- **Written request**: Print, exactly and completely, every entry in the data.

- **Data items**:
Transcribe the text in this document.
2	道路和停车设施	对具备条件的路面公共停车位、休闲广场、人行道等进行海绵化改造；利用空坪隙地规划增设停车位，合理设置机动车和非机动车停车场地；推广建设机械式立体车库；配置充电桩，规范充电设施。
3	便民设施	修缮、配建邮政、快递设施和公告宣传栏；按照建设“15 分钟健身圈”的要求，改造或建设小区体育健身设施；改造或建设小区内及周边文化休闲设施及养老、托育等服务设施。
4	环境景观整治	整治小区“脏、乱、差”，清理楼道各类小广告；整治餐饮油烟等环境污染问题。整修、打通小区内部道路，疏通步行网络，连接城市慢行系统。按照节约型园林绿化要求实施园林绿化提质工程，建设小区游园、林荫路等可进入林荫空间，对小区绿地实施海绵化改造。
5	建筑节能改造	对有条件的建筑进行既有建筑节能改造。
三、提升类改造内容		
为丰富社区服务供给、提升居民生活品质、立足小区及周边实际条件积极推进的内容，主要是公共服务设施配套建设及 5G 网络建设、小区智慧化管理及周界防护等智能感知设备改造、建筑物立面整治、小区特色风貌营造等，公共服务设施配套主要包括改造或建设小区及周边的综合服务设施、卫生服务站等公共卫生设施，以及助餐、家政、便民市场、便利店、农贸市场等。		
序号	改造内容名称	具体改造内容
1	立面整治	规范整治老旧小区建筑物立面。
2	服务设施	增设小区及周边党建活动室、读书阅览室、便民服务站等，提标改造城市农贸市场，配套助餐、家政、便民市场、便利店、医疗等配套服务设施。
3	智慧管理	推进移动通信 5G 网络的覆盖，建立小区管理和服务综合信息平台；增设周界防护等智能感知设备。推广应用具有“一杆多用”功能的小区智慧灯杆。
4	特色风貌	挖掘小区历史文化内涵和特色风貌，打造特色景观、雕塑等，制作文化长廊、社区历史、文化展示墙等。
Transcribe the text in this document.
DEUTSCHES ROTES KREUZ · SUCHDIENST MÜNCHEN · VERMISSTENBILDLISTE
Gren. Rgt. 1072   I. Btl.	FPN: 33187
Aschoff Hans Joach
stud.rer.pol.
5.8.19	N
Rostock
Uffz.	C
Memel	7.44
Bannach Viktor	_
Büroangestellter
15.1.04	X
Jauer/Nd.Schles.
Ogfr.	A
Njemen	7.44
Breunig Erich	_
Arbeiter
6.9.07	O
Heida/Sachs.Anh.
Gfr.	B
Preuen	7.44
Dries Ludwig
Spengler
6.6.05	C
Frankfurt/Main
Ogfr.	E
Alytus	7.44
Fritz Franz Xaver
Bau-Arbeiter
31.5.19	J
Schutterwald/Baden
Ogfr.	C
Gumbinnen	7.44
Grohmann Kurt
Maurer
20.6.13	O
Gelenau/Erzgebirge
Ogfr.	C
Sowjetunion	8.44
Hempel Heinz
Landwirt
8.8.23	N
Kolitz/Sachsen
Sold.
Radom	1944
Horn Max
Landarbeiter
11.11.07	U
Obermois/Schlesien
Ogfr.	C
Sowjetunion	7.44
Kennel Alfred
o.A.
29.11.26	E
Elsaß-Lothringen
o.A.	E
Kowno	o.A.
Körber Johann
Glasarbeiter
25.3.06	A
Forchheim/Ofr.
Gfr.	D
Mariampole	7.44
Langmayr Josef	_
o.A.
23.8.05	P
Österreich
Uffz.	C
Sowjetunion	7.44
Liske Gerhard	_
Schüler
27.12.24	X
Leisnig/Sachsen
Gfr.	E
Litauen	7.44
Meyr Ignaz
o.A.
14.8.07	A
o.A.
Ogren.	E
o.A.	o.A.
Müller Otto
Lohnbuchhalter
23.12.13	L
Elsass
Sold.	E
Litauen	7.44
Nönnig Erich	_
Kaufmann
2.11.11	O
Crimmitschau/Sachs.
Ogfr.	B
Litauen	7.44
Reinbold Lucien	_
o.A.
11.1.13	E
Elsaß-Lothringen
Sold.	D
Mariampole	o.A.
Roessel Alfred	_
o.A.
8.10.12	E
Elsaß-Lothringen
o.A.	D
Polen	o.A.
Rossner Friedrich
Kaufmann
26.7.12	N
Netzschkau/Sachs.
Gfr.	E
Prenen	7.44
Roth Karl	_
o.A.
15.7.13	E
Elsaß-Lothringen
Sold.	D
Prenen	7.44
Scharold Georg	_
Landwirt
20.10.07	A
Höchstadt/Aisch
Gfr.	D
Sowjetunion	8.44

- **Result of the exercise**:
Transcribe the text in this document.
2	道路和停车设施	对具备条件的路面公共停车位、休闲广场、人行道等进行海绵化改造；利用空坪隙地规划增设停车位，合理设置机动车和非机动车停车场地；推广建设机械式立体车库；配置充电桩，规范充电设施。
3	便民设施	修缮、配建邮政、快递设施和公告宣传栏；按照建设“15 分钟健身圈”的要求，改造或建设小区体育健身设施；改造或建设小区内及周边文化休闲设施及养老、托育等服务设施。
4	环境景观整治	整治小区“脏、乱、差”，清理楼道各类小广告；整治餐饮油烟等环境污染问题。整修、打通小区内部道路，疏通步行网络，连接城市慢行系统。按照节约型园林绿化要求实施园林绿化提质工程，建设小区游园、林荫路等可进入林荫空间，对小区绿地实施海绵化改造。
5	建筑节能改造	对有条件的建筑进行既有建筑节能改造。
三、提升类改造内容		
为丰富社区服务供给、提升居民生活品质、立足小区及周边实际条件积极推进的内容，主要是公共服务设施配套建设及 5G 网络建设、小区智慧化管理及周界防护等智能感知设备改造、建筑物立面整治、小区特色风貌营造等，公共服务设施配套主要包括改造或建设小区及周边的综合服务设施、卫生服务站等公共卫生设施，以及助餐、家政、便民市场、便利店、农贸市场等。		
序号	改造内容名称	具体改造内容
1	立面整治	规范整治老旧小区建筑物立面。
2	服务设施	增设小区及周边党建活动室、读书阅览室、便民服务站等，提标改造城市农贸市场，配套助餐、家政、便民市场、便利店、医疗等配套服务设施。
3	智慧管理	推进移动通信 5G 网络的覆盖，建立小区管理和服务综合信息平台；增设周界防护等智能感知设备。推广应用具有“一杆多用”功能的小区智慧灯杆。
4	特色风貌	挖掘小区历史文化内涵和特色风貌，打造特色景观、雕塑等，制作文化长廊、社区历史、文化展示墙等。
Transcribe the text in this document.
DEUTSCHES ROTES KREUZ · SUCHDIENST MÜNCHEN · VERMISSTENBILDLISTE
Gren. Rgt. 1072   I. Btl.	FPN: 33187
Aschoff Hans Joach
stud.rer.pol.
5.8.19	N
Rostock
Uffz.	C
Memel	7.44
Bannach Viktor	_
Büroangestellter
15.1.04	X
Jauer/Nd.Schles.
Ogfr.	A
Njemen	7.44
Breunig Erich	_
Arbeiter
6.9.07	O
Heida/Sachs.Anh.
Gfr.	B
Preuen	7.44
Dries Ludwig
Spengler
6.6.05	C
Frankfurt/Main
Ogfr.	E
Alytus	7.44
Fritz Franz Xaver
Bau-Arbeiter
31.5.19	J
Schutterwald/Baden
Ogfr.	C
Gumbinnen	7.44
Grohmann Kurt
Maurer
20.6.13	O
Gelenau/Erzgebirge
Ogfr.	C
Sowjetunion	8.44
Hempel Heinz
Landwirt
8.8.23	N
Kolitz/Sachsen
Sold.
Radom	1944
Horn Max
Landarbeiter
11.11.07	U
Obermois/Schlesien
Ogfr.	C
Sowjetunion	7.44
Kennel Alfred
o.A.
29.11.26	E
Elsaß-Lothringen
o.A.	E
Kowno	o.A.
Körber Johann
Glasarbeiter
25.3.06	A
Forchheim/Ofr.
Gfr.	D
Mariampole	7.44
Langmayr Josef	_
o.A.
23.8.05	P
Österreich
Uffz.	C
Sowjetunion	7.44
Liske Gerhard	_
Schüler
27.12.24	X
Leisnig/Sachsen
Gfr.	E
Litauen	7.44
Meyr Ignaz
o.A.
14.8.07	A
o.A.
Ogren.	E
o.A.	o.A.
Müller Otto
Lohnbuchhalter
23.12.13	L
Elsass
Sold.	E
Litauen	7.44
Nönnig Erich	_
Kaufmann
2.11.11	O
Crimmitschau/Sachs.
Ogfr.	B
Litauen	7.44
Reinbold Lucien	_
o.A.
11.1.13	E
Elsaß-Lothringen
Sold.	D
Mariampole	o.A.
Roessel Alfred	_
o.A.
8.10.12	E
Elsaß-Lothringen
o.A.	D
Polen	o.A.
Rossner Friedrich
Kaufmann
26.7.12	N
Netzschkau/Sachs.
Gfr.	E
Prenen	7.44
Roth Karl	_
o.A.
15.7.13	E
Elsaß-Lothringen
Sold.	D
Prenen	7.44
Scharold Georg	_
Landwirt
20.10.07	A
Höchstadt/Aisch
Gfr.	D
Sowjetunion	8.44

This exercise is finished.